- [GIVEN TASK]: Could you print the data lines verbatim, starting at the line that contains "itemize the components" and stopping after the line that contains "thumbnail-9[interactable] — [776, 392, 838, 454]"?

Start of MATERIAL PROVIDED

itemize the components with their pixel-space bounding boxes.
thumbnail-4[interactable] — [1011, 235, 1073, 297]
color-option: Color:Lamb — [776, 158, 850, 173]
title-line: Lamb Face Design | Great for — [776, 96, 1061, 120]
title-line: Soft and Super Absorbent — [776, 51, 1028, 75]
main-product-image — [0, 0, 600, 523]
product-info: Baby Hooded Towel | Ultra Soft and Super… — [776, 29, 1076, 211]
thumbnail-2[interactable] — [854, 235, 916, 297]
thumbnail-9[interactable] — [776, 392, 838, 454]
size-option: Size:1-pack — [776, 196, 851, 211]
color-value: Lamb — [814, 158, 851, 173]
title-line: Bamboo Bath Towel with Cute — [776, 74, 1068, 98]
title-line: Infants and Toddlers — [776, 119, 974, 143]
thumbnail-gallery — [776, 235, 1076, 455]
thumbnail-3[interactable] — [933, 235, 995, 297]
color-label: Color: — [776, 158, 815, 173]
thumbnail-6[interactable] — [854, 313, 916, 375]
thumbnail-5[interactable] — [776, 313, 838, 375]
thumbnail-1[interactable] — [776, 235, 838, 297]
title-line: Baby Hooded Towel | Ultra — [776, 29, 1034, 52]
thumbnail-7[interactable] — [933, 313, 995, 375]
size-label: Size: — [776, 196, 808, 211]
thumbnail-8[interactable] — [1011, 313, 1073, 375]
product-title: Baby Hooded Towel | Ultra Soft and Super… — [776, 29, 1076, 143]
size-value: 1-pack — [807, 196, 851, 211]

End of MATERIAL PROVIDED
Start of MATERIAL PROVIDED

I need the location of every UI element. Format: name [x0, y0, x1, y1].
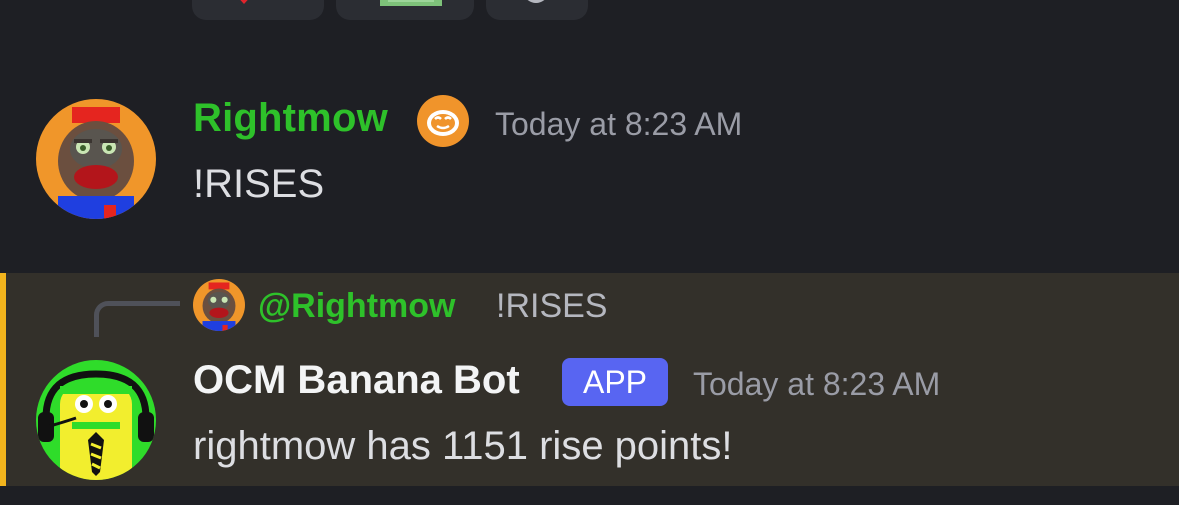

End of MATERIAL PROVIDED
Start of MATERIAL PROVIDED

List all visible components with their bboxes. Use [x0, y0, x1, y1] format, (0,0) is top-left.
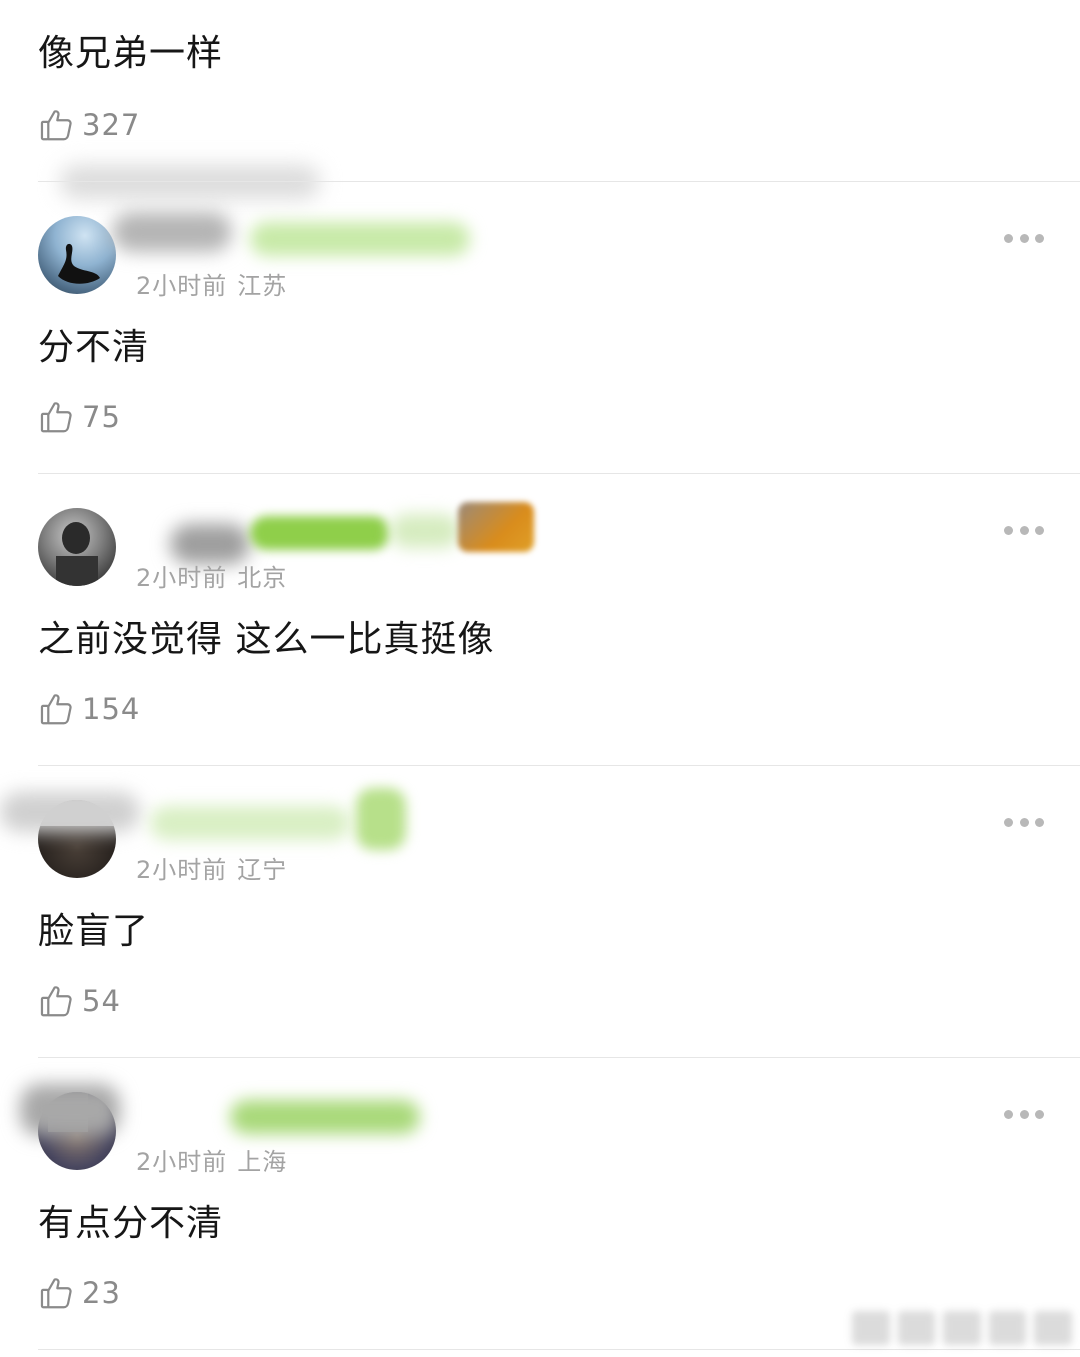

End of MATERIAL PROVIDED

- [RESPONSE FOR THIS EXERCISE]:
itemize the components with their pixel-space bounding boxes.
thumbnail-4[interactable] — [1011, 235, 1073, 297]
color-option: Color:Lamb — [776, 158, 850, 173]
title-line: Lamb Face Design | Great for — [776, 96, 1061, 120]
title-line: Soft and Super Absorbent — [776, 51, 1028, 75]
main-product-image — [0, 0, 600, 523]
product-info: Baby Hooded Towel | Ultra Soft and Super… — [776, 29, 1076, 211]
thumbnail-2[interactable] — [854, 235, 916, 297]
thumbnail-9[interactable] — [776, 392, 838, 454]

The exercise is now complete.